Extract all data as written.

Dataset items:
↓↓↓
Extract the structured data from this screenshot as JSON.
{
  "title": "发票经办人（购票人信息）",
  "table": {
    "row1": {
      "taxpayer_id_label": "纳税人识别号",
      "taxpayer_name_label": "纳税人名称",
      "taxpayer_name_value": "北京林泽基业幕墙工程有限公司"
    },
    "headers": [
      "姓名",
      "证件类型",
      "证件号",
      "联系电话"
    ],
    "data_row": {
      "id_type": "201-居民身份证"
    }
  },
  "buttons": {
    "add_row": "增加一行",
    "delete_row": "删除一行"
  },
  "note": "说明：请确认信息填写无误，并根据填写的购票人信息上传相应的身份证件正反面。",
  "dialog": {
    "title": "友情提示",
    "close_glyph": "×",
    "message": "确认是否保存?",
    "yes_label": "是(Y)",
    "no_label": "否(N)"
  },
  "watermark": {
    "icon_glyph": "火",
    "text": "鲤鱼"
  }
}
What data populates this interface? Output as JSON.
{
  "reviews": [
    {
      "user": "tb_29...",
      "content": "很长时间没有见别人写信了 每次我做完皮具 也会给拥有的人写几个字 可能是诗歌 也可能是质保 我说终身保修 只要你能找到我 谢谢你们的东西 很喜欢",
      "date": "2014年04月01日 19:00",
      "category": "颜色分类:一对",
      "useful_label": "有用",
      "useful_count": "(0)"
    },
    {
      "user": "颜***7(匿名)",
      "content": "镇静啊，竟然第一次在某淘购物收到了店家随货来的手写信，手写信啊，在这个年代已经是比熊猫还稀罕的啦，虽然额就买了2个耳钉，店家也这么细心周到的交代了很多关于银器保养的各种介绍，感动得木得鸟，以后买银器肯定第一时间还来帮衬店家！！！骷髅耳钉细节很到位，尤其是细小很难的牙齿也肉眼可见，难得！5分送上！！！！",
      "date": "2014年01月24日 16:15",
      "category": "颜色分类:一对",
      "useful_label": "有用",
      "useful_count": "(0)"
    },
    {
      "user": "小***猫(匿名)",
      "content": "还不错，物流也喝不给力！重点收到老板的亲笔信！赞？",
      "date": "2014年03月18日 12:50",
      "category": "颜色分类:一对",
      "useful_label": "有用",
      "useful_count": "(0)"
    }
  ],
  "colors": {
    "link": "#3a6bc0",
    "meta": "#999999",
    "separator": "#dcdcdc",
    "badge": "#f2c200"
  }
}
↑↑↑
■ FULL SOLUTION ■
Extract the structured data from this screenshot as JSON.
{
  "title": "发票经办人（购票人信息）",
  "table": {
    "row1": {
      "taxpayer_id_label": "纳税人识别号",
      "taxpayer_name_label": "纳税人名称",
      "taxpayer_name_value": "北京林泽基业幕墙工程有限公司"
    },
    "headers": [
      "姓名",
      "证件类型",
      "证件号",
      "联系电话"
    ],
    "data_row": {
      "id_type": "201-居民身份证"
    }
  },
  "buttons": {
    "add_row": "增加一行",
    "delete_row": "删除一行"
  },
  "note": "说明：请确认信息填写无误，并根据填写的购票人信息上传相应的身份证件正反面。",
  "dialog": {
    "title": "友情提示",
    "close_glyph": "×",
    "message": "确认是否保存?",
    "yes_label": "是(Y)",
    "no_label": "否(N)"
  },
  "watermark": {
    "icon_glyph": "火",
    "text": "鲤鱼"
  }
}
What data populates this interface? Output as JSON.
{
  "reviews": [
    {
      "user": "tb_29...",
      "content": "很长时间没有见别人写信了 每次我做完皮具 也会给拥有的人写几个字 可能是诗歌 也可能是质保 我说终身保修 只要你能找到我 谢谢你们的东西 很喜欢",
      "date": "2014年04月01日 19:00",
      "category": "颜色分类:一对",
      "useful_label": "有用",
      "useful_count": "(0)"
    },
    {
      "user": "颜***7(匿名)",
      "content": "镇静啊，竟然第一次在某淘购物收到了店家随货来的手写信，手写信啊，在这个年代已经是比熊猫还稀罕的啦，虽然额就买了2个耳钉，店家也这么细心周到的交代了很多关于银器保养的各种介绍，感动得木得鸟，以后买银器肯定第一时间还来帮衬店家！！！骷髅耳钉细节很到位，尤其是细小很难的牙齿也肉眼可见，难得！5分送上！！！！",
      "date": "2014年01月24日 16:15",
      "category": "颜色分类:一对",
      "useful_label": "有用",
      "useful_count": "(0)"
    },
    {
      "user": "小***猫(匿名)",
      "content": "还不错，物流也喝不给力！重点收到老板的亲笔信！赞？",
      "date": "2014年03月18日 12:50",
      "category": "颜色分类:一对",
      "useful_label": "有用",
      "useful_count": "(0)"
    }
  ],
  "colors": {
    "link": "#3a6bc0",
    "meta": "#999999",
    "separator": "#dcdcdc",
    "badge": "#f2c200"
  }
}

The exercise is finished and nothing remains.